EXERCISE. Output each entry below as it stands, leaving out every picture.

####################

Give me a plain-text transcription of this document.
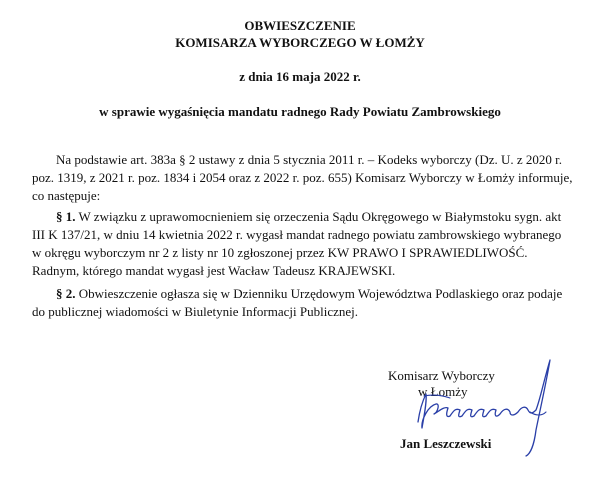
OBWIESZCZENIE
KOMISARZA WYBORCZEGO W ŁOMŻY
z dnia 16 maja 2022 r.
w sprawie wygaśnięcia mandatu radnego Rady Powiatu Zambrowskiego
Na podstawie art. 383a § 2 ustawy z dnia 5 stycznia 2011 r. – Kodeks wyborczy (Dz. U. z 2020 r.
poz. 1319, z 2021 r. poz. 1834 i 2054 oraz z 2022 r. poz. 655) Komisarz Wyborczy w Łomży informuje,
co następuje:
§ 1. W związku z uprawomocnieniem się orzeczenia Sądu Okręgowego w Białymstoku sygn. akt
III K 137/21, w dniu 14 kwietnia 2022 r. wygasł mandat radnego powiatu zambrowskiego wybranego
w okręgu wyborczym nr 2 z listy nr 10 zgłoszonej przez KW PRAWO I SPRAWIEDLIWOŚĆ.
Radnym, którego mandat wygasł jest Wacław Tadeusz KRAJEWSKI.
§ 2. Obwieszczenie ogłasza się w Dzienniku Urzędowym Województwa Podlaskiego oraz podaje
do publicznej wiadomości w Biuletynie Informacji Publicznej.
Komisarz Wyborczy
w Łomży
Jan Leszczewski
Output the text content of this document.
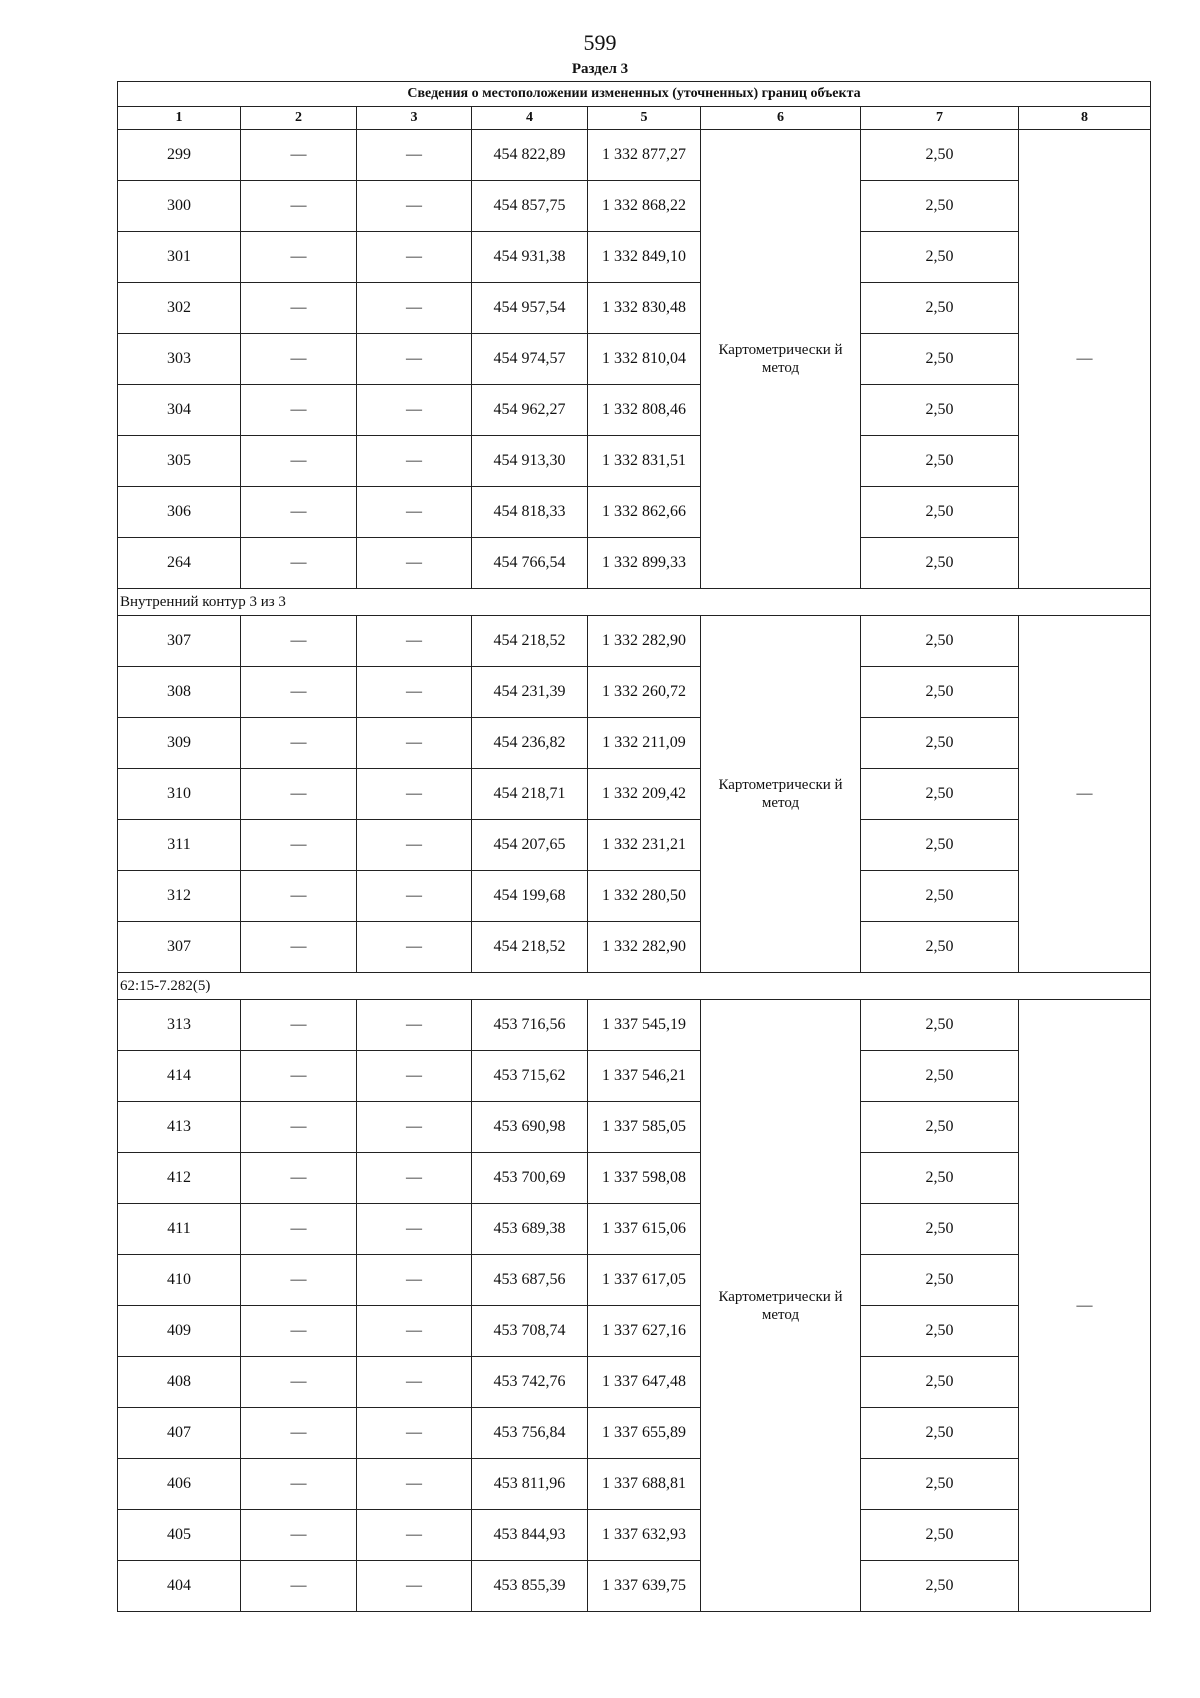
599
Раздел 3
Сведения о местоположении измененных (уточненных) границ объекта							
1	2	3	4	5	6	7	8
299	—	—	454 822,89	1 332 877,27	Картометрически й метод	2,50	—
300	—	—	454 857,75	1 332 868,22		2,50	
301	—	—	454 931,38	1 332 849,10		2,50	
302	—	—	454 957,54	1 332 830,48		2,50	
303	—	—	454 974,57	1 332 810,04		2,50	
304	—	—	454 962,27	1 332 808,46		2,50	
305	—	—	454 913,30	1 332 831,51		2,50	
306	—	—	454 818,33	1 332 862,66		2,50	
264	—	—	454 766,54	1 332 899,33		2,50	
Внутренний контур 3 из 3							
307	—	—	454 218,52	1 332 282,90	Картометрически й метод	2,50	—
308	—	—	454 231,39	1 332 260,72		2,50	
309	—	—	454 236,82	1 332 211,09		2,50	
310	—	—	454 218,71	1 332 209,42		2,50	
311	—	—	454 207,65	1 332 231,21		2,50	
312	—	—	454 199,68	1 332 280,50		2,50	
307	—	—	454 218,52	1 332 282,90		2,50	
62:15-7.282(5)							
313	—	—	453 716,56	1 337 545,19	Картометрически й метод	2,50	—
414	—	—	453 715,62	1 337 546,21		2,50	
413	—	—	453 690,98	1 337 585,05		2,50	
412	—	—	453 700,69	1 337 598,08		2,50	
411	—	—	453 689,38	1 337 615,06		2,50	
410	—	—	453 687,56	1 337 617,05		2,50	
409	—	—	453 708,74	1 337 627,16		2,50	
408	—	—	453 742,76	1 337 647,48		2,50	
407	—	—	453 756,84	1 337 655,89		2,50	
406	—	—	453 811,96	1 337 688,81		2,50	
405	—	—	453 844,93	1 337 632,93		2,50	
404	—	—	453 855,39	1 337 639,75		2,50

####################

WRITTEN RESPONSE.
Give me a plain-text transcription of this document.
OBWIESZCZENIE
KOMISARZA WYBORCZEGO W ŁOMŻY
z dnia 16 maja 2022 r.
w sprawie wygaśnięcia mandatu radnego Rady Powiatu Zambrowskiego
Na podstawie art. 383a § 2 ustawy z dnia 5 stycznia 2011 r. – Kodeks wyborczy (Dz. U. z 2020 r.
poz. 1319, z 2021 r. poz. 1834 i 2054 oraz z 2022 r. poz. 655) Komisarz Wyborczy w Łomży informuje,
co następuje:
§ 1. W związku z uprawomocnieniem się orzeczenia Sądu Okręgowego w Białymstoku sygn. akt
III K 137/21, w dniu 14 kwietnia 2022 r. wygasł mandat radnego powiatu zambrowskiego wybranego
w okręgu wyborczym nr 2 z listy nr 10 zgłoszonej przez KW PRAWO I SPRAWIEDLIWOŚĆ.
Radnym, którego mandat wygasł jest Wacław Tadeusz KRAJEWSKI.
§ 2. Obwieszczenie ogłasza się w Dzienniku Urzędowym Województwa Podlaskiego oraz podaje
do publicznej wiadomości w Biuletynie Informacji Publicznej.
Komisarz Wyborczy
w Łomży
Jan Leszczewski
Output the text content of this document.
599
Раздел 3
Сведения о местоположении измененных (уточненных) границ объекта							
1	2	3	4	5	6	7	8
299	—	—	454 822,89	1 332 877,27	Картометрически й метод	2,50	—
300	—	—	454 857,75	1 332 868,22		2,50	
301	—	—	454 931,38	1 332 849,10		2,50	
302	—	—	454 957,54	1 332 830,48		2,50	
303	—	—	454 974,57	1 332 810,04		2,50	
304	—	—	454 962,27	1 332 808,46		2,50	
305	—	—	454 913,30	1 332 831,51		2,50	
306	—	—	454 818,33	1 332 862,66		2,50	
264	—	—	454 766,54	1 332 899,33		2,50	
Внутренний контур 3 из 3							
307	—	—	454 218,52	1 332 282,90	Картометрически й метод	2,50	—
308	—	—	454 231,39	1 332 260,72		2,50	
309	—	—	454 236,82	1 332 211,09		2,50	
310	—	—	454 218,71	1 332 209,42		2,50	
311	—	—	454 207,65	1 332 231,21		2,50	
312	—	—	454 199,68	1 332 280,50		2,50	
307	—	—	454 218,52	1 332 282,90		2,50	
62:15-7.282(5)							
313	—	—	453 716,56	1 337 545,19	Картометрически й метод	2,50	—
414	—	—	453 715,62	1 337 546,21		2,50	
413	—	—	453 690,98	1 337 585,05		2,50	
412	—	—	453 700,69	1 337 598,08		2,50	
411	—	—	453 689,38	1 337 615,06		2,50	
410	—	—	453 687,56	1 337 617,05		2,50	
409	—	—	453 708,74	1 337 627,16		2,50	
408	—	—	453 742,76	1 337 647,48		2,50	
407	—	—	453 756,84	1 337 655,89		2,50	
406	—	—	453 811,96	1 337 688,81		2,50	
405	—	—	453 844,93	1 337 632,93		2,50	
404	—	—	453 855,39	1 337 639,75		2,50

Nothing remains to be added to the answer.